[RFC PATCH] memcg: adjust memcg used to charge for new simple_xattrs objects

Vasily Averin posted 1 patch 3 years, 7 months ago
fs/kernfs/inode.c | 31 ++++++++++++++++++++++++-------
mm/shmem.c        | 10 +++++++++-
2 files changed, 33 insertions(+), 8 deletions(-)
[RFC PATCH] memcg: adjust memcg used to charge for new simple_xattrs objects
Posted by Vasily Averin 3 years, 7 months ago
The patch was announced here:
https://lore.kernel.org/all/62188f37-f816-08e9-cdd5-8df23131746d@openvz.org/
"3) adjust active memcg for simple_xattr accounting
  sysfs and tmpfs are in-memory file system, 
  for extended attributes they uses simple_xattr infrastructure.
  The patch forces sys_set[f]xattr calls to account xattr object
  to predictable memcg: for kernfs memcg will be taken from kernfs node,
  for shmem -- from shmem_info.
  Like 1) case, this allows to understand which memcg should be used
  for object accounting and simplify debugging of possible troubles."

It was compiled but was not tested yet.
---
sys_set[f]xattr uses simple_xattr infrastructure to create a new
extended attribute for in-memory file systems like sysfs and tmpfs.
Number and size of allocated objects are controlled by user space,
they are always living in memory and its lifetime is indefinitely long.
Therefore this memory should be properly accounted.

By default new memory is accounted to memcg of creator process.
As a result, neighboring xattrs of the same inode can be charged to
different memcgs. This looks unexpected and makes hard the
investigation of the memcg accounting issues.

This patch adjust memcg used for such allocations. For kernfs
it gives memcg from kernfs node, for shmem -- from shmem_info.
This allows to cahrge all inode-sepcific objects to the same
memory cgroup.

Signed-off-by: Vasily Averin <vvs@openvz.org>
---
 fs/kernfs/inode.c | 31 ++++++++++++++++++++++++-------
 mm/shmem.c        | 10 +++++++++-
 2 files changed, 33 insertions(+), 8 deletions(-)

SUPPLIED INFORMATION -
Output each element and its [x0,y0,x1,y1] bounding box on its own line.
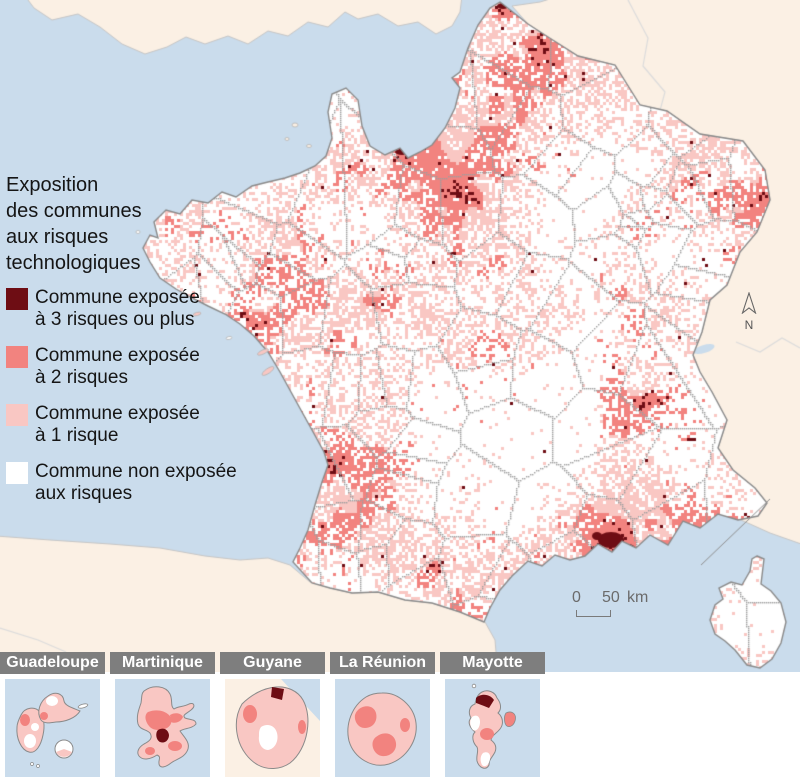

INSTRUCTION 1 - According to the memcg patch, which two in-memory file systems use the simple_xattr infrastructure for extended attributes?
INSTRUCTION 2 - Edit the memcg patch from "Therefore this memory" up to and including "memory cgroup." so that "unexpected" becomes "surprising".
Work only from the memcg patch, not the data.

FINAL RESULT 1 - sysfs and tmpfs

FINAL RESULT 2 -
Therefore this memory should be properly accounted.

By default new memory is accounted to memcg of creator process.
As a result, neighboring xattrs of the same inode can be charged to
different memcgs. This looks surprising and makes hard the
investigation of the memcg accounting issues.

This patch adjust memcg used for such allocations. For kernfs
it gives memcg from kernfs node, for shmem -- from shmem_info.
This allows to cahrge all inode-sepcific objects to the same
memory cgroup.